**取り組む課題:**
**a)** レコードのうち「footer-phrase-1: 国际视野 xyxy=(622,810,756,855)」を含む行から「logo-inner: businesschoolTM netherlands」を含む行までを、両端の行も含めて、一行を一つの文字列とするJSONのリストで表せ。空行は入れないこと。
**b)** 広島空港ランウェイ28のRNAV進入を説明した文章を、最後の文のあとから書き継げ。

**提示された文章:**
::::::::::

RNAV RWY28 アプローチチャート


  広島空港ランウェイ28のRNAVアプローチは、基本的には滑走路の11マイル(ノーチカルマイル:海里、11マイルはおよそ20キロメートル)手前のVISTAというポイントから始まる。ここを3,300フィートで通過した飛行機は、滑走路からおよそ7.5マイル手前の地点から降下を開始し、降下角度3度のパス(降下経路)を守りながら降下して、進入限界高度(ミニマム)の1,500フィート(滑走路標高から433フィート/およそ130メートルの高さ)まで降下する。そしてこの時点で滑走路を視認できればそのまま進入を継続し着陸する。もし滑走路を視認できなければ、ただちに着陸復行(やり直し)のための上昇を開始することになっている。つまりこの1,500ftというのが「決心高度」というわけだ。

::::::::::

**表示データ:**
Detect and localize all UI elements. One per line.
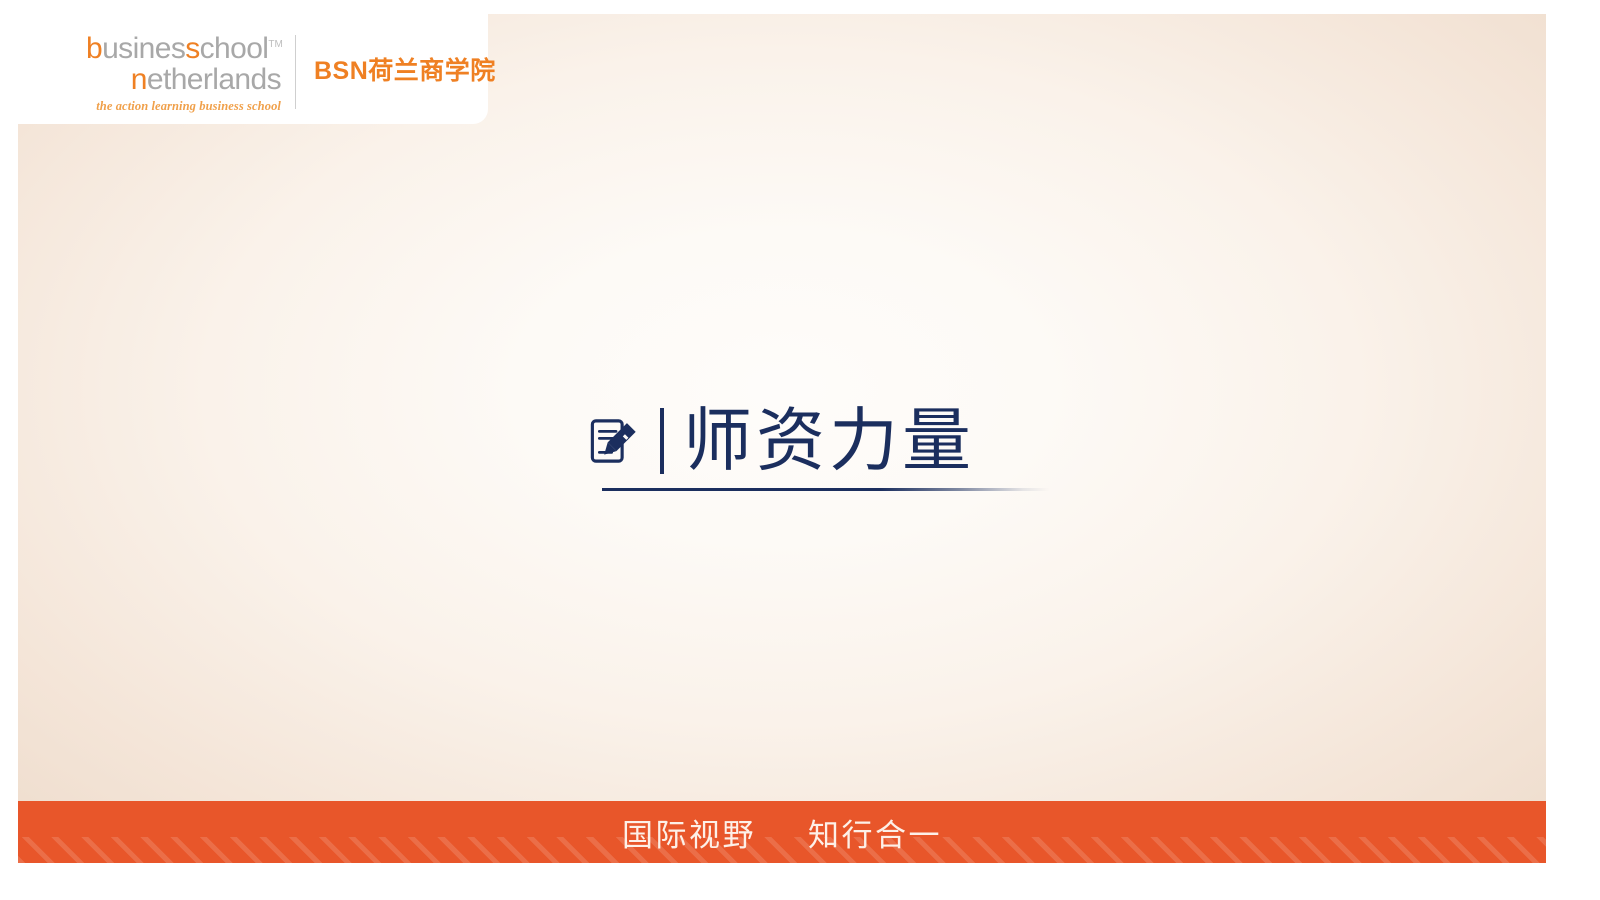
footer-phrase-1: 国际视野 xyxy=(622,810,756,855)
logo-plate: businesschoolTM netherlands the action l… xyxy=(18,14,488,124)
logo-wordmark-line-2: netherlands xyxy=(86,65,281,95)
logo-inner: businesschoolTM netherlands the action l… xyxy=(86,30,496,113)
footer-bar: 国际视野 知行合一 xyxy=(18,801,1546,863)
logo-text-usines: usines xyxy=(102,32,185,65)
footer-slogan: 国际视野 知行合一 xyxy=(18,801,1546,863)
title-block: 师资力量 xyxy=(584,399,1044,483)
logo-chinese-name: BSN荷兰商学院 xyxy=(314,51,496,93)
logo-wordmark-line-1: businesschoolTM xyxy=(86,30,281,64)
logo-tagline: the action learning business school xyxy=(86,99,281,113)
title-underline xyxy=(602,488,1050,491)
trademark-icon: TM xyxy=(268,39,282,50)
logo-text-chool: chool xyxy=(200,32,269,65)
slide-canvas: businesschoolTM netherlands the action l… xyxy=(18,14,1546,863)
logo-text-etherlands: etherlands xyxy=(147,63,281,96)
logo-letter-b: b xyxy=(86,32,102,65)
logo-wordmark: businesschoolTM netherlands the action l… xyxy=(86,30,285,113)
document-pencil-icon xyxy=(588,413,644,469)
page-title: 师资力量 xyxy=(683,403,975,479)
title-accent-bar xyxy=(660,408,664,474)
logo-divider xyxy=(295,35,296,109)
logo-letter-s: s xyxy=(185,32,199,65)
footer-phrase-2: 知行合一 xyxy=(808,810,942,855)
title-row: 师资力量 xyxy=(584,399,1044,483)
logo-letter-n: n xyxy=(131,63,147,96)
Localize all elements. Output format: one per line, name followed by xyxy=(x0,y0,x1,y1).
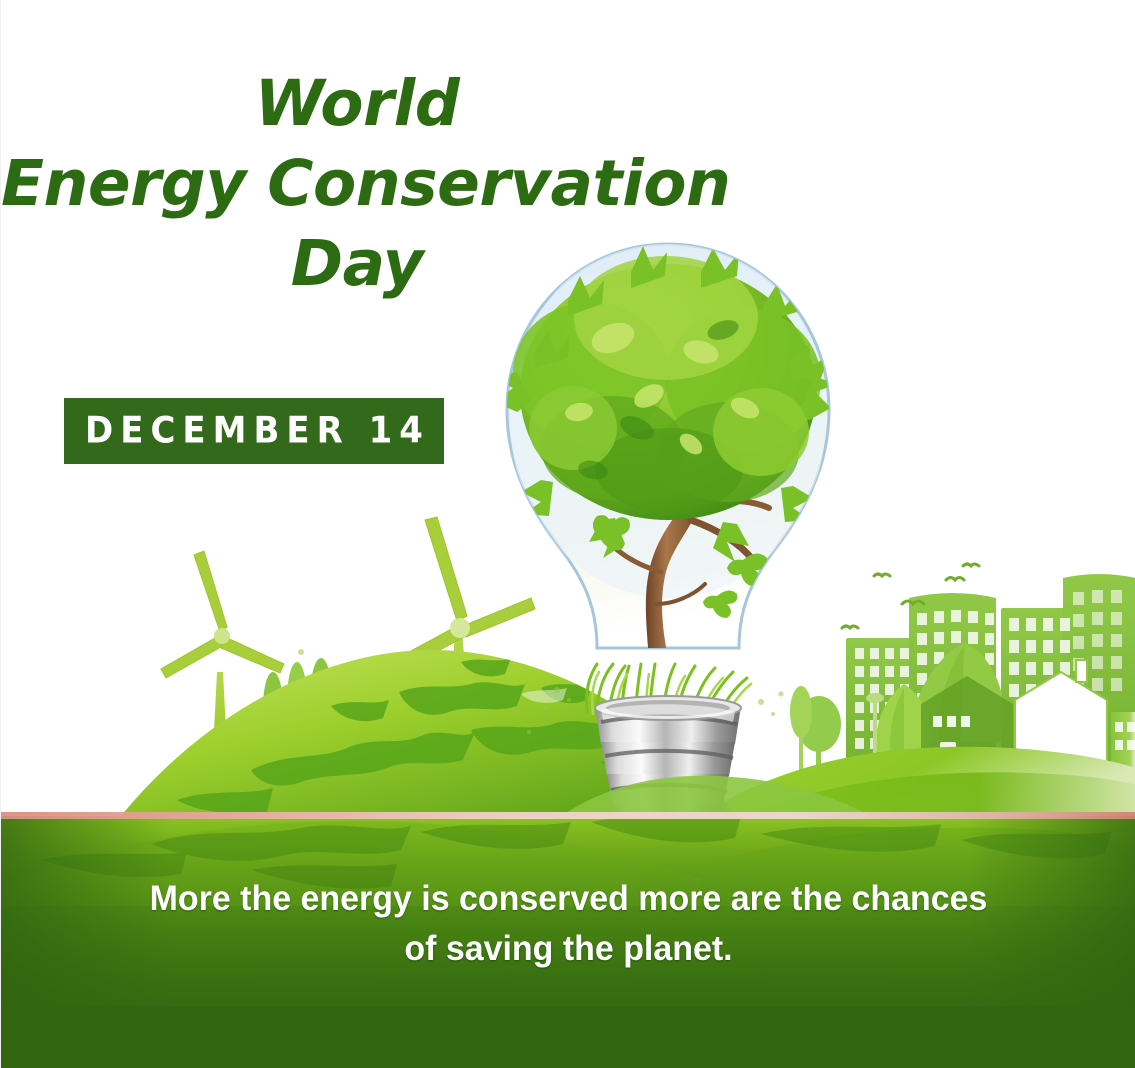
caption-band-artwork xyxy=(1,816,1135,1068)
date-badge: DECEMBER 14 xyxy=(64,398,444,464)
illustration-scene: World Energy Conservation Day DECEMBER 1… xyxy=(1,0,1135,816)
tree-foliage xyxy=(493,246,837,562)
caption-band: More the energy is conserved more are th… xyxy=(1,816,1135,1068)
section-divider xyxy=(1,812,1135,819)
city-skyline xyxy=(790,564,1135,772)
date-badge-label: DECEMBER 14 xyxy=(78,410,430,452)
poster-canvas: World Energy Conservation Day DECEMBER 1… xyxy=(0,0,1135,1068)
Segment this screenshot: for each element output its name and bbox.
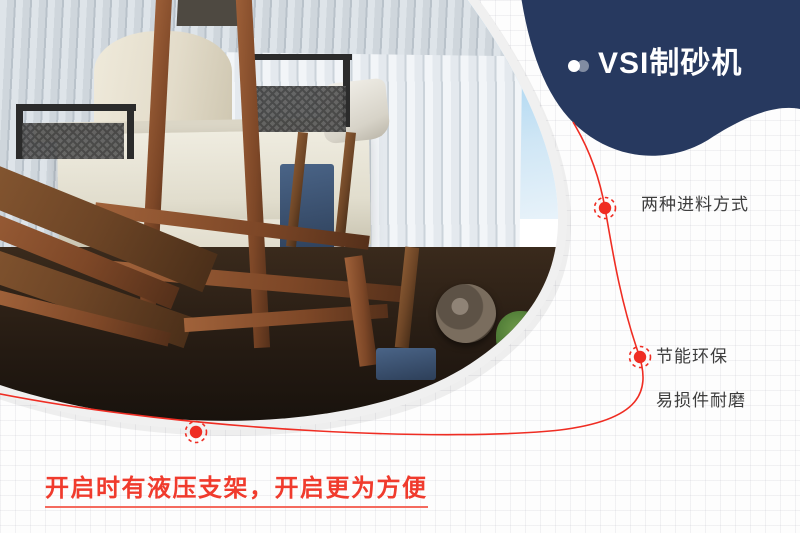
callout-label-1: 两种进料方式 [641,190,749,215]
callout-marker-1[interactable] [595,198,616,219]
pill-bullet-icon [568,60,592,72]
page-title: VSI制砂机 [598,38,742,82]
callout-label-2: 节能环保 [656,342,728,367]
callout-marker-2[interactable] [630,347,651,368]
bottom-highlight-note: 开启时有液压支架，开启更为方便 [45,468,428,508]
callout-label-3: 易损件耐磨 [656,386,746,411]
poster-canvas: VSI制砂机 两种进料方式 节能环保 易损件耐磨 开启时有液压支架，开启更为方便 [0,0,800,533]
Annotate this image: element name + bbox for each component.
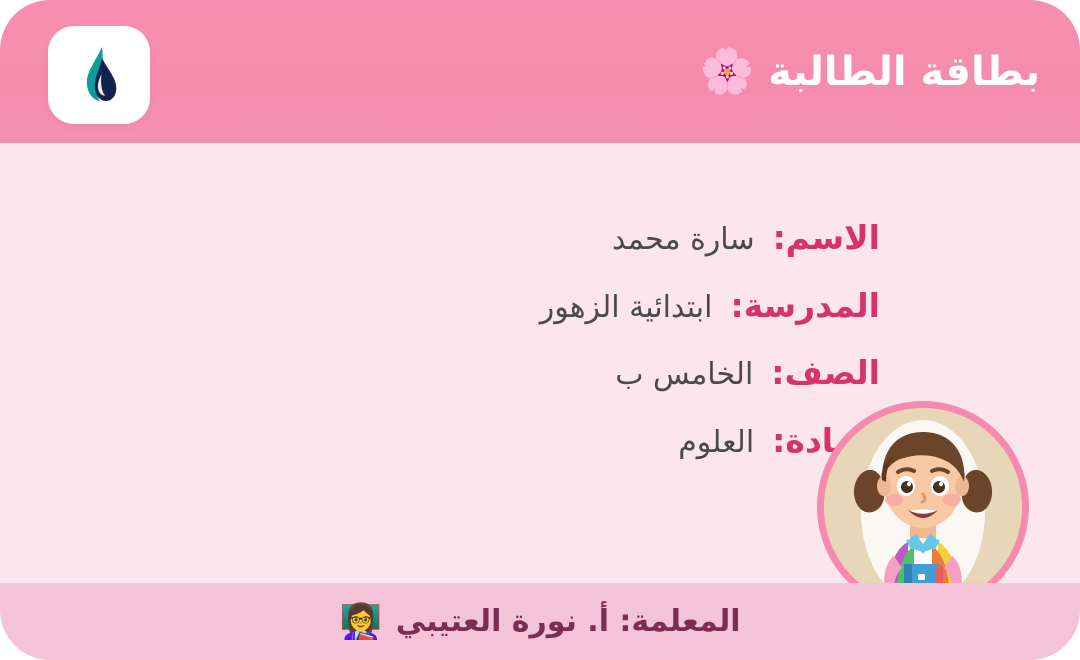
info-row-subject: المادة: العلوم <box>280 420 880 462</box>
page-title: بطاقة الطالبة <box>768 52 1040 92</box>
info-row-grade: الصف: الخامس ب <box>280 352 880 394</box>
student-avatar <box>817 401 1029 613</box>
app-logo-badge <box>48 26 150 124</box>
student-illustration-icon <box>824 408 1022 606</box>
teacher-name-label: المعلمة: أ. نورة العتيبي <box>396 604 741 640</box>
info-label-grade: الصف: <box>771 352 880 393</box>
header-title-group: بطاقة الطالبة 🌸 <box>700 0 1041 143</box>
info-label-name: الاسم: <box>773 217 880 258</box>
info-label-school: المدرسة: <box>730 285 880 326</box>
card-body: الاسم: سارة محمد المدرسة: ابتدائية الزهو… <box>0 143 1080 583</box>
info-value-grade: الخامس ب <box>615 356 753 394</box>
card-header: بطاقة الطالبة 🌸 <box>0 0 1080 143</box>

::::::::::

**課題ごとの解答:**
**a)**
[
  "footer-phrase-1: 国际视野 xyxy=(622,810,756,855)",
  "logo-plate: businesschoolTM netherlands the action l… xyxy=(18,14,488,124)",
  "logo-wordmark-line-2: netherlands xyxy=(86,65,281,95)",
  "logo-inner: businesschoolTM netherlands the action l… xyxy=(86,30,496,113)"
]

**b)**
4-1-2  降下開始~進入開始点

  18:58頃、162便は巡航高度のFL330(フライトレベル33,000ft)を水平飛行中だった。副操縦士はデジタル通信回線を使って最新の気象情報を確認している。ACARS(エイカーズ)と呼ばれるこの装置は、気象情報のみならず、予定到着時刻の通報などの社内通信や飛行実施計画の変更、最近では管制塔との管制承認に関わるやり取りに至るまで活用されるようになったものである。このACARSにより従来の無線通信で起こりがちだった聞き逃しや聞き間違い、やり取りに時間がかかるなどの無駄やリスクは大幅に減少しており、運航の安全性の向上に大きく貢献している装置であることは間違いない。

ACARSにより入手した広島空港の最新気象情報は、地上視程が4kmで低い雲が垂れ込めた、あまり上等とは言えないが運航には支障のない程度の天候であった。その後機長は副操縦士に対し、レーダー誘導による進入・着陸となること、および着陸後のタクシー(地上走行)経路等を二人で確認し、さらに何か気付いたことはいつでも助言してくれるよう、また滑走路標高が高いことを考慮するよう話した。飛行機の高度計は海抜高度(平均海面からの高さ)を指示するように常に気圧補正されており、飛行場標高が高ければ、対地高度(飛行場標高からの実際の高度)は高度計の指示よりも標高分低いことになるからだ。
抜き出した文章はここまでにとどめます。